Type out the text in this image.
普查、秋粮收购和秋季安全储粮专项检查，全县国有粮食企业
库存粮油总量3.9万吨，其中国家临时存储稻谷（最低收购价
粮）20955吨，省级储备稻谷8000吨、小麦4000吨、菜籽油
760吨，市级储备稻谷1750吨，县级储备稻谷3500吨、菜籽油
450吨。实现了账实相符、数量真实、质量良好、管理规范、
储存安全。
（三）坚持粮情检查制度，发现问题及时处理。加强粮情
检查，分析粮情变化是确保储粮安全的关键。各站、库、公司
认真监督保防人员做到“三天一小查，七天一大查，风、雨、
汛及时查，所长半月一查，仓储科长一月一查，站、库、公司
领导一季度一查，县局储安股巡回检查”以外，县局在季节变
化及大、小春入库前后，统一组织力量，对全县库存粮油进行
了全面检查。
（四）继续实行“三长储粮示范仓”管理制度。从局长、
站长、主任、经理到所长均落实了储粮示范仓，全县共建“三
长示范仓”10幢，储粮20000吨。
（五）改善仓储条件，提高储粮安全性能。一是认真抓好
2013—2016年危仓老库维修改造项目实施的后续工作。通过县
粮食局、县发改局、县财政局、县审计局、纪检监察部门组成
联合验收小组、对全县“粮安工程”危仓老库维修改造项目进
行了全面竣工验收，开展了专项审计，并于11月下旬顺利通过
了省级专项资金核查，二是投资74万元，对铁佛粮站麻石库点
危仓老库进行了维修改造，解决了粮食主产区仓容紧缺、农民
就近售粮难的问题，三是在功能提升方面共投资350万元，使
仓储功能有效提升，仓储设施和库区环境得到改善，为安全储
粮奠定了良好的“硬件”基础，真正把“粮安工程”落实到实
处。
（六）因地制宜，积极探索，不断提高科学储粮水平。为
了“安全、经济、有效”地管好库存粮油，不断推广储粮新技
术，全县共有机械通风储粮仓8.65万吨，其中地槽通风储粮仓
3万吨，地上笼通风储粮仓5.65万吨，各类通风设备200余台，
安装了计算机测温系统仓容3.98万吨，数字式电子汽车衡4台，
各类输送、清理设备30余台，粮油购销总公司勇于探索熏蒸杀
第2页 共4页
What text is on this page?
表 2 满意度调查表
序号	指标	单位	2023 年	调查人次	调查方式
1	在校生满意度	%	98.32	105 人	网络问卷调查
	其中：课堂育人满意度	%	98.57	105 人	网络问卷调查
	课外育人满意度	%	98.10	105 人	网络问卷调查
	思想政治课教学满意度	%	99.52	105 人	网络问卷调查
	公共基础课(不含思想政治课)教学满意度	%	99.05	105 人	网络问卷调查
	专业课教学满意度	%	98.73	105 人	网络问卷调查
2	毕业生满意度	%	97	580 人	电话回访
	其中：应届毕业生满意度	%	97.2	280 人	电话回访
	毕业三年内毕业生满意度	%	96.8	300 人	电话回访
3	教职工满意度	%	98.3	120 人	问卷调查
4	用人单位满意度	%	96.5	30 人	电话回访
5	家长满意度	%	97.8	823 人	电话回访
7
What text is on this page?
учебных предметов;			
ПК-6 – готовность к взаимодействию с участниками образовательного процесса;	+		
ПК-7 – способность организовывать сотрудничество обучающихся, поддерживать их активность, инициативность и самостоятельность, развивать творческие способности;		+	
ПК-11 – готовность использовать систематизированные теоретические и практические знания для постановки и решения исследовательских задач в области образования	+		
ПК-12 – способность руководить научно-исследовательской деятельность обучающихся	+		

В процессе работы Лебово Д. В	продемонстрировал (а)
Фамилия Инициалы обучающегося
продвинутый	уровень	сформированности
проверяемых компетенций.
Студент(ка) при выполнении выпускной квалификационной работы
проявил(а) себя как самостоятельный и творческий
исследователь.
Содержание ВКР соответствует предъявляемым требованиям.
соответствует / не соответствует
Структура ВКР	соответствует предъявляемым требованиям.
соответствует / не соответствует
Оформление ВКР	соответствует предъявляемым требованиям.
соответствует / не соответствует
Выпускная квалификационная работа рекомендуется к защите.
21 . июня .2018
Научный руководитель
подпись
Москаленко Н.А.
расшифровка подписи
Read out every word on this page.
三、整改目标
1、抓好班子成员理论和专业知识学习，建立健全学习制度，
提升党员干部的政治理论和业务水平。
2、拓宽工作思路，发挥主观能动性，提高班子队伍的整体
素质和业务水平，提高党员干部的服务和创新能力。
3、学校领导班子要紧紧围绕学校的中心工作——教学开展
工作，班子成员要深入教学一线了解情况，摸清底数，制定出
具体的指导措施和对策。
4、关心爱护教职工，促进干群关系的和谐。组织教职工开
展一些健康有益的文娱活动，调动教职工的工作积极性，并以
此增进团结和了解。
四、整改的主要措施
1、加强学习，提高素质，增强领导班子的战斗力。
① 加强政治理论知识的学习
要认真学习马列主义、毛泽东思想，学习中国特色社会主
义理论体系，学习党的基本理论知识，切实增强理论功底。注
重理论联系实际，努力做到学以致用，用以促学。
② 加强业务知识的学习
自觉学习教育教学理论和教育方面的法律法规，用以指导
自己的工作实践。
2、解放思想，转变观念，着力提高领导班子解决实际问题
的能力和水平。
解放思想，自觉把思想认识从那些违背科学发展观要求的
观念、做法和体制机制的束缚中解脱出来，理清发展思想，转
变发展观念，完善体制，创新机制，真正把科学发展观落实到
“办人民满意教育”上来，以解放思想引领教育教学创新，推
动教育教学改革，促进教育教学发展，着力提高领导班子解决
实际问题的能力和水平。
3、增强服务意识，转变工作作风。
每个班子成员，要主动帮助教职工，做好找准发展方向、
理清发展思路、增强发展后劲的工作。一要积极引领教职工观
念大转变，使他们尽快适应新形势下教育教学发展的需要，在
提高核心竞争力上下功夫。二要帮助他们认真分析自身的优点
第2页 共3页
────
● **Written request**
Your answer should be a single number: the count of lines in the data that include the word "网络问卷调查".

● **Written solution**
6